Could you return the entire forum thread below, word for word and unchanged?

■ **Given passage**
================

And that's why you should have said it's $15000 ..... ok I kid on that . And you know the rich stay rich by not spending any $$$ that they don't have to .. I'm glad you got paid ... that's the main thing.. i myself have had a customer do something similar after agreeing to the cost of work .. after the job was done trying to haggle the price.... i said "you are supost to haggle the price before the work is started not after" ..


----------



## Redwood (Sep 8, 2008)

tims007 said:


> And that's why you should have said it's $15000 ..... ok I kid on that . And you know the rich stay rich by not spending any $$$ that they don't have to .. I'm glad you got paid ... that's the main thing.. i myself have had a customer do something similar after agreeing to the cost of work .. after the job was done trying to haggle the price.... i said "you are supost to haggle the price before the work is started not after" ..


LOL I had a customer whose wife was the decision maker come home just as I was starting a job that he had approved....

================

Records of where elements appear:
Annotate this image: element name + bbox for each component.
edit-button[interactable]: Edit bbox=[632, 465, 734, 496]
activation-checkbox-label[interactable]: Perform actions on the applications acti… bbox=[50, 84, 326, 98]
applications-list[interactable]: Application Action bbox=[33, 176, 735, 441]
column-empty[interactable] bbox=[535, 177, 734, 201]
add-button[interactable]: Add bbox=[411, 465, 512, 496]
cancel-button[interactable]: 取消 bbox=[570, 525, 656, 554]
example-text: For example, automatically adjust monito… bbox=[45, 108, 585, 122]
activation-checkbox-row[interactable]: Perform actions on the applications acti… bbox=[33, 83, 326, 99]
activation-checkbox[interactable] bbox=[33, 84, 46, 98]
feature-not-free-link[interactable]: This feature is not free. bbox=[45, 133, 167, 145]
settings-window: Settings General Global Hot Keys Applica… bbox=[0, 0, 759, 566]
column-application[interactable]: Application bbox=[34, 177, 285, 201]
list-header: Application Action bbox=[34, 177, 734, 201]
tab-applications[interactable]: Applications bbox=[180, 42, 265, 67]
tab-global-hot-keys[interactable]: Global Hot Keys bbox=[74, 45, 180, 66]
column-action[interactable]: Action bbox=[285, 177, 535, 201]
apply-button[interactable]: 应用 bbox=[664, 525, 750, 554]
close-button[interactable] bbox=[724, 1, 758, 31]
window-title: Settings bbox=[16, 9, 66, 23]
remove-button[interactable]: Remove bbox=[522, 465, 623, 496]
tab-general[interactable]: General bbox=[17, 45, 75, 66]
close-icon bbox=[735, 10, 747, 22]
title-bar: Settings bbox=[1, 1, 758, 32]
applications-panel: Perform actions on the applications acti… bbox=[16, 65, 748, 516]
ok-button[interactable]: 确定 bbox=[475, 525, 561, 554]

================

■ **Expected answer**
And that's why you should have said it's $15000 ..... ok I kid on that . And you know the rich stay rich by not spending any $$$ that they don't have to .. I'm glad you got paid ... that's the main thing.. i myself have had a customer do something similar after agreeing to the cost of work .. after the job was done trying to haggle the price.... i said "you are supost to haggle the price before the work is started not after" ..


----------



## Redwood (Sep 8, 2008)

tims007 said:


> And that's why you should have said it's $15000 ..... ok I kid on that . And you know the rich stay rich by not spending any $$$ that they don't have to .. I'm glad you got paid ... that's the main thing.. i myself have had a customer do something similar after agreeing to the cost of work .. after the job was done trying to haggle the price.... i said "you are supost to haggle the price before the work is started not after" ..


LOL I had a customer whose wife was the decision maker come home just as I was starting a job that he had approved....